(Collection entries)
╭──

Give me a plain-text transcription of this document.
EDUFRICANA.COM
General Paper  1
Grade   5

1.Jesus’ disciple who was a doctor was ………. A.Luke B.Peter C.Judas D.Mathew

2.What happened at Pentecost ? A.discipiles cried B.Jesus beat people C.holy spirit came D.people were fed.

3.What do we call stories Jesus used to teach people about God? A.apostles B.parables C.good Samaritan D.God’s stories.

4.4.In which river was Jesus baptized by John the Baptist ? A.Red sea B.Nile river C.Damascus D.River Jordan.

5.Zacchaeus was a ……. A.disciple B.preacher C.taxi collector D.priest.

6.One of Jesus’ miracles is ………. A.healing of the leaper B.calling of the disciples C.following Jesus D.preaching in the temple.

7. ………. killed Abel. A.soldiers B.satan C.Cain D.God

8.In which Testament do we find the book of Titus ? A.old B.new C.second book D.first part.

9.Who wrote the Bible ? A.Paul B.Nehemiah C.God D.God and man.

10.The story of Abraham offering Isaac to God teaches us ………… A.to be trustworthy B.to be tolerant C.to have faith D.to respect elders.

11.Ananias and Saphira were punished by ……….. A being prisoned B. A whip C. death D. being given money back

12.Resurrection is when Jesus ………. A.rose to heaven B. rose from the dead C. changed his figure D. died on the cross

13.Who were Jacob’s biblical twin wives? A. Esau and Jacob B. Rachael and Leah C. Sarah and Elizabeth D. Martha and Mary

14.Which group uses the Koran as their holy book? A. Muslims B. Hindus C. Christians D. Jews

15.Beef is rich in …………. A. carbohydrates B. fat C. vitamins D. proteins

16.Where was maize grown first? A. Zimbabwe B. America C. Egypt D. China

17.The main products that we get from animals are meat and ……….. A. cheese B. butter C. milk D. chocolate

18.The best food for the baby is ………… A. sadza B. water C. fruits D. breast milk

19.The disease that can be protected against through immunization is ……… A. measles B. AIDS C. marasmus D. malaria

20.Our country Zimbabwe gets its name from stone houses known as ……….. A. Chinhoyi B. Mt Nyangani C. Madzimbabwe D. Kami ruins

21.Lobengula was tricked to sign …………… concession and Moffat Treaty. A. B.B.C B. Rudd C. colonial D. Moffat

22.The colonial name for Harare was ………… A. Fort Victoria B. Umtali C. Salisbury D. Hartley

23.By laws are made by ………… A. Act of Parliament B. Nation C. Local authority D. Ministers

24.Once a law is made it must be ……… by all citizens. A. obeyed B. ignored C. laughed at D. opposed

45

╰──

Task objective
Reproduce the entries above in full, so that each one reads exactly as before.

Answer below
Give me a plain-text transcription of this document.
EDUFRICANA.COM
General Paper  1
Grade   5

1.Jesus’ disciple who was a doctor was ………. A.Luke B.Peter C.Judas D.Mathew

2.What happened at Pentecost ? A.discipiles cried B.Jesus beat people C.holy spirit came D.people were fed.

3.What do we call stories Jesus used to teach people about God? A.apostles B.parables C.good Samaritan D.God’s stories.

4.4.In which river was Jesus baptized by John the Baptist ? A.Red sea B.Nile river C.Damascus D.River Jordan.

5.Zacchaeus was a ……. A.disciple B.preacher C.taxi collector D.priest.

6.One of Jesus’ miracles is ………. A.healing of the leaper B.calling of the disciples C.following Jesus D.preaching in the temple.

7. ………. killed Abel. A.soldiers B.satan C.Cain D.God

8.In which Testament do we find the book of Titus ? A.old B.new C.second book D.first part.

9.Who wrote the Bible ? A.Paul B.Nehemiah C.God D.God and man.

10.The story of Abraham offering Isaac to God teaches us ………… A.to be trustworthy B.to be tolerant C.to have faith D.to respect elders.

11.Ananias and Saphira were punished by ……….. A being prisoned B. A whip C. death D. being given money back

12.Resurrection is when Jesus ………. A.rose to heaven B. rose from the dead C. changed his figure D. died on the cross

13.Who were Jacob’s biblical twin wives? A. Esau and Jacob B. Rachael and Leah C. Sarah and Elizabeth D. Martha and Mary

14.Which group uses the Koran as their holy book? A. Muslims B. Hindus C. Christians D. Jews

15.Beef is rich in …………. A. carbohydrates B. fat C. vitamins D. proteins

16.Where was maize grown first? A. Zimbabwe B. America C. Egypt D. China

17.The main products that we get from animals are meat and ……….. A. cheese B. butter C. milk D. chocolate

18.The best food for the baby is ………… A. sadza B. water C. fruits D. breast milk

19.The disease that can be protected against through immunization is ……… A. measles B. AIDS C. marasmus D. malaria

20.Our country Zimbabwe gets its name from stone houses known as ……….. A. Chinhoyi B. Mt Nyangani C. Madzimbabwe D. Kami ruins

21.Lobengula was tricked to sign …………… concession and Moffat Treaty. A. B.B.C B. Rudd C. colonial D. Moffat

22.The colonial name for Harare was ………… A. Fort Victoria B. Umtali C. Salisbury D. Hartley

23.By laws are made by ………… A. Act of Parliament B. Nation C. Local authority D. Ministers

24.Once a law is made it must be ……… by all citizens. A. obeyed B. ignored C. laughed at D. opposed

45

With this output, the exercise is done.